Goal of the exercise: Omit the pictures and output every entry below exactly as written.

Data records
• • • • •
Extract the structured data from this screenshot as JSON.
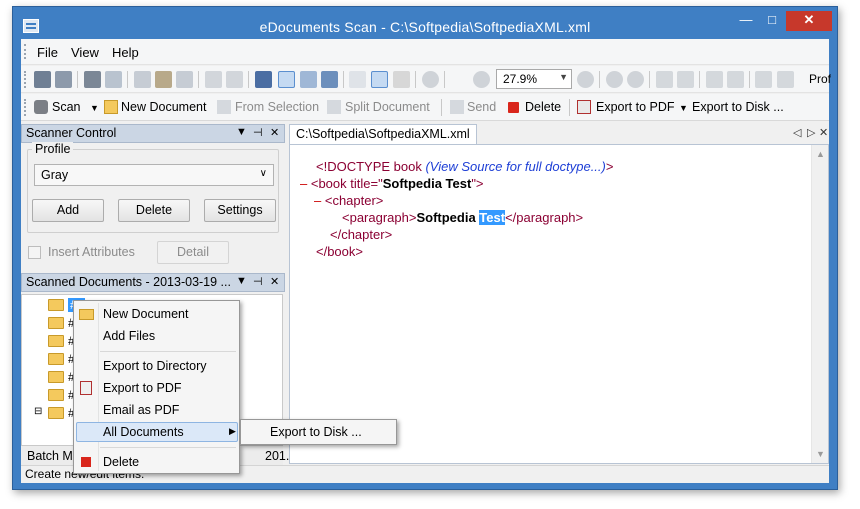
{
  "window": {
    "title": "eDocuments Scan - C:\\Softpedia\\SoftpediaXML.xml",
    "minimize": "—",
    "maximize": "□",
    "close": "✕"
  },
  "menu": {
    "file": "File",
    "view": "View",
    "help": "Help"
  },
  "toolbar1": {
    "zoom_value": "27.9%",
    "overflow_text": "Prof"
  },
  "toolbar2": {
    "scan": "Scan",
    "new_document": "New Document",
    "from_selection": "From Selection",
    "split_document": "Split Document",
    "send": "Send",
    "delete": "Delete",
    "export_to_pdf": "Export to PDF",
    "export_to_disk": "Export to Disk ..."
  },
  "scanner_control": {
    "header": "Scanner Control",
    "profile_label": "Profile",
    "profile_value": "Gray",
    "add_button": "Add",
    "delete_button": "Delete",
    "settings_button": "Settings",
    "insert_attributes": "Insert Attributes",
    "detail_button": "Detail"
  },
  "scanned_documents": {
    "header": "Scanned Documents - 2013-03-19 ...",
    "items": [
      "#1",
      "#",
      "#",
      "#",
      "#",
      "#",
      "#"
    ],
    "tabs": [
      "Batch M",
      "201..."
    ]
  },
  "status": {
    "text": "Create new/edit items."
  },
  "document_tab": {
    "title": "C:\\Softpedia\\SoftpediaXML.xml"
  },
  "xml": {
    "doctype_tag": "<!DOCTYPE book ",
    "doctype_comment": "(View Source for full doctype...)",
    "doctype_close": ">",
    "minus": "–",
    "book_open_prefix": "<book title=\"",
    "book_title_value": "Softpedia Test",
    "book_open_suffix": "\">",
    "chapter_open": "<chapter>",
    "paragraph_open": "<paragraph>",
    "paragraph_text_a": "Softpedia ",
    "paragraph_text_b": "Test",
    "paragraph_close": "</paragraph>",
    "chapter_close": "</chapter>",
    "book_close": "</book>"
  },
  "context_menu": {
    "new_document": "New Document",
    "add_files": "Add Files",
    "export_to_directory": "Export to Directory",
    "export_to_pdf": "Export to PDF",
    "email_as_pdf": "Email as PDF",
    "all_documents": "All Documents",
    "delete": "Delete"
  },
  "submenu": {
    "export_to_disk": "Export to Disk ..."
  },
  "colors": {
    "title_bar": "#3f7fc4",
    "selection": "#3399ff",
    "panel_header": "#cbd6e4"
  }
}
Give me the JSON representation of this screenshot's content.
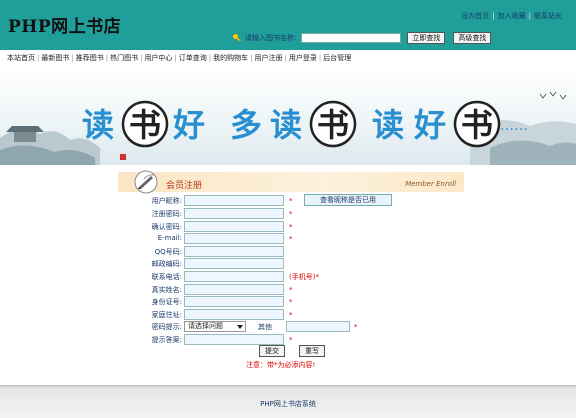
{
  "header": {
    "site_title": "PHP网上书店",
    "top_links": [
      "设为首页",
      "加入收藏",
      "联系站长"
    ],
    "search": {
      "label": "请输入图书名称:",
      "value": "",
      "placeholder": "",
      "buttons": [
        "立即查找",
        "高级查找"
      ]
    }
  },
  "nav": {
    "items": [
      "本站首页",
      "最新图书",
      "推荐图书",
      "热门图书",
      "用户中心",
      "订单查询",
      "我的购物车",
      "用户注册",
      "用户登录",
      "后台管理"
    ]
  },
  "banner": {
    "slogan_parts": [
      "读",
      "书",
      "好",
      "多",
      "读",
      "书",
      "读",
      "好",
      "书",
      "……"
    ]
  },
  "form": {
    "title": "会员注册",
    "title_en": "Member Enroll",
    "fields": [
      {
        "label": "用户昵称:",
        "value": "",
        "required": true
      },
      {
        "label": "注册密码:",
        "value": "",
        "required": true
      },
      {
        "label": "确认密码:",
        "value": "",
        "required": true
      },
      {
        "label": "E-mail:",
        "value": "",
        "required": true
      },
      {
        "label": "QQ号码:",
        "value": "",
        "required": false
      },
      {
        "label": "邮政编码:",
        "value": "",
        "required": false
      },
      {
        "label": "联系电话:",
        "value": "",
        "required": true,
        "hint": "(手机号)*"
      },
      {
        "label": "真实姓名:",
        "value": "",
        "required": true
      },
      {
        "label": "身份证号:",
        "value": "",
        "required": true
      },
      {
        "label": "家庭住址:",
        "value": "",
        "required": true
      }
    ],
    "check_button": "查看昵称是否已用",
    "question": {
      "label": "密码提示:",
      "selected": "请选择问题",
      "other_label": "其他",
      "other_value": ""
    },
    "answer": {
      "label": "提示答案:",
      "value": ""
    },
    "star": "*",
    "submit_label": "提交",
    "reset_label": "重写",
    "notice": "注意：带*为必添内容!"
  },
  "footer": {
    "text": "PHP网上书店系统"
  },
  "colors": {
    "header_bg": "#1f9e9a",
    "required": "#dd0000",
    "label": "#1a3a6a",
    "slogan": "#2a8fd0"
  }
}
• • • • •
Result:
Extract the structured data from this screenshot as JSON.
{
  "window": {
    "title": "eDocuments Scan - C:\\Softpedia\\SoftpediaXML.xml",
    "minimize": "—",
    "maximize": "□",
    "close": "✕"
  },
  "menu": {
    "file": "File",
    "view": "View",
    "help": "Help"
  },
  "toolbar1": {
    "zoom_value": "27.9%",
    "overflow_text": "Prof"
  },
  "toolbar2": {
    "scan": "Scan",
    "new_document": "New Document",
    "from_selection": "From Selection",
    "split_document": "Split Document",
    "send": "Send",
    "delete": "Delete",
    "export_to_pdf": "Export to PDF",
    "export_to_disk": "Export to Disk ..."
  },
  "scanner_control": {
    "header": "Scanner Control",
    "profile_label": "Profile",
    "profile_value": "Gray",
    "add_button": "Add",
    "delete_button": "Delete",
    "settings_button": "Settings",
    "insert_attributes": "Insert Attributes",
    "detail_button": "Detail"
  },
  "scanned_documents": {
    "header": "Scanned Documents - 2013-03-19 ...",
    "items": [
      "#1",
      "#",
      "#",
      "#",
      "#",
      "#",
      "#"
    ],
    "tabs": [
      "Batch M",
      "201..."
    ]
  },
  "status": {
    "text": "Create new/edit items."
  },
  "document_tab": {
    "title": "C:\\Softpedia\\SoftpediaXML.xml"
  },
  "xml": {
    "doctype_tag": "<!DOCTYPE book ",
    "doctype_comment": "(View Source for full doctype...)",
    "doctype_close": ">",
    "minus": "–",
    "book_open_prefix": "<book title=\"",
    "book_title_value": "Softpedia Test",
    "book_open_suffix": "\">",
    "chapter_open": "<chapter>",
    "paragraph_open": "<paragraph>",
    "paragraph_text_a": "Softpedia ",
    "paragraph_text_b": "Test",
    "paragraph_close": "</paragraph>",
    "chapter_close": "</chapter>",
    "book_close": "</book>"
  },
  "context_menu": {
    "new_document": "New Document",
    "add_files": "Add Files",
    "export_to_directory": "Export to Directory",
    "export_to_pdf": "Export to PDF",
    "email_as_pdf": "Email as PDF",
    "all_documents": "All Documents",
    "delete": "Delete"
  },
  "submenu": {
    "export_to_disk": "Export to Disk ..."
  },
  "colors": {
    "title_bar": "#3f7fc4",
    "selection": "#3399ff",
    "panel_header": "#cbd6e4"
  }
}
Give me the JSON representation of this screenshot's content.
{
  "header": {
    "site_title": "PHP网上书店",
    "top_links": [
      "设为首页",
      "加入收藏",
      "联系站长"
    ],
    "search": {
      "label": "请输入图书名称:",
      "value": "",
      "placeholder": "",
      "buttons": [
        "立即查找",
        "高级查找"
      ]
    }
  },
  "nav": {
    "items": [
      "本站首页",
      "最新图书",
      "推荐图书",
      "热门图书",
      "用户中心",
      "订单查询",
      "我的购物车",
      "用户注册",
      "用户登录",
      "后台管理"
    ]
  },
  "banner": {
    "slogan_parts": [
      "读",
      "书",
      "好",
      "多",
      "读",
      "书",
      "读",
      "好",
      "书",
      "……"
    ]
  },
  "form": {
    "title": "会员注册",
    "title_en": "Member Enroll",
    "fields": [
      {
        "label": "用户昵称:",
        "value": "",
        "required": true
      },
      {
        "label": "注册密码:",
        "value": "",
        "required": true
      },
      {
        "label": "确认密码:",
        "value": "",
        "required": true
      },
      {
        "label": "E-mail:",
        "value": "",
        "required": true
      },
      {
        "label": "QQ号码:",
        "value": "",
        "required": false
      },
      {
        "label": "邮政编码:",
        "value": "",
        "required": false
      },
      {
        "label": "联系电话:",
        "value": "",
        "required": true,
        "hint": "(手机号)*"
      },
      {
        "label": "真实姓名:",
        "value": "",
        "required": true
      },
      {
        "label": "身份证号:",
        "value": "",
        "required": true
      },
      {
        "label": "家庭住址:",
        "value": "",
        "required": true
      }
    ],
    "check_button": "查看昵称是否已用",
    "question": {
      "label": "密码提示:",
      "selected": "请选择问题",
      "other_label": "其他",
      "other_value": ""
    },
    "answer": {
      "label": "提示答案:",
      "value": ""
    },
    "star": "*",
    "submit_label": "提交",
    "reset_label": "重写",
    "notice": "注意：带*为必添内容!"
  },
  "footer": {
    "text": "PHP网上书店系统"
  },
  "colors": {
    "header_bg": "#1f9e9a",
    "required": "#dd0000",
    "label": "#1a3a6a",
    "slogan": "#2a8fd0"
  }
}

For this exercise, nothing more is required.